▶ _REQUIREMENTS_: Write the count of lines that contain the word "chevron" and nothing else.

▶ _DATA LINES_:
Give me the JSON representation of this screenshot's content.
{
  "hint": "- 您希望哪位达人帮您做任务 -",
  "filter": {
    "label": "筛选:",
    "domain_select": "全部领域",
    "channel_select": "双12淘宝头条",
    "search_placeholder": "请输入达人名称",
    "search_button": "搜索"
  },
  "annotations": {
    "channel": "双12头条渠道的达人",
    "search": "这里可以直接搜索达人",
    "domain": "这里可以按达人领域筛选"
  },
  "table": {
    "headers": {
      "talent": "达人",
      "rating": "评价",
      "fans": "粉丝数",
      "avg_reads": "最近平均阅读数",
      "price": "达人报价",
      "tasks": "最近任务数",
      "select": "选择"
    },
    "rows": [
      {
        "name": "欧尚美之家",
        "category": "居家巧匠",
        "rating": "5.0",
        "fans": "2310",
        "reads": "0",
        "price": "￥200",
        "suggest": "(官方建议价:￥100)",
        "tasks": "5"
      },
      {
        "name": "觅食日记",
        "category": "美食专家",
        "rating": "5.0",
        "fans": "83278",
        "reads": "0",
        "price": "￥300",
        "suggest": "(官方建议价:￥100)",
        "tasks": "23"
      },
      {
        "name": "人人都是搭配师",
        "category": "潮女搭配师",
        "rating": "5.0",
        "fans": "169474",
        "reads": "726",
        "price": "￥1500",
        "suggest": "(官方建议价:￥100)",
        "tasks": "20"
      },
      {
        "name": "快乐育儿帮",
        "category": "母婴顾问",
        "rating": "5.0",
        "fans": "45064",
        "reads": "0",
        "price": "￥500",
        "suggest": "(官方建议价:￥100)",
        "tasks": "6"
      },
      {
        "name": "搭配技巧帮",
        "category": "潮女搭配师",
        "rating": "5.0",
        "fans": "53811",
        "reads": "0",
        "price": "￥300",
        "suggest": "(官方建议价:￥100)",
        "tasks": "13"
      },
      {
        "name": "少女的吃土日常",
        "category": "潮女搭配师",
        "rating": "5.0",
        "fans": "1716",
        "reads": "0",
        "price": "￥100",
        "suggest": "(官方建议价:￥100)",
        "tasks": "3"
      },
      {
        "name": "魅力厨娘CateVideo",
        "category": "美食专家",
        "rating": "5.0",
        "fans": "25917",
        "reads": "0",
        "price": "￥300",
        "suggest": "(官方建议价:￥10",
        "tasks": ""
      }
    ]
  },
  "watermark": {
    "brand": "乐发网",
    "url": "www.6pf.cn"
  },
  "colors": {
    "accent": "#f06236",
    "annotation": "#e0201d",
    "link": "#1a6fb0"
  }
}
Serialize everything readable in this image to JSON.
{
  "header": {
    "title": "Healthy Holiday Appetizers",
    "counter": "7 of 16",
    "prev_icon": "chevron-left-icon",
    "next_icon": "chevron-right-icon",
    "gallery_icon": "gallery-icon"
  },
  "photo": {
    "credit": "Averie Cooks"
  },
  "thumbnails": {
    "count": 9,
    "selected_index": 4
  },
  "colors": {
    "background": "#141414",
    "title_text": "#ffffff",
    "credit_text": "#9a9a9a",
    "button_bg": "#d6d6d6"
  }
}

▶ _FULL OUTPUT_: 2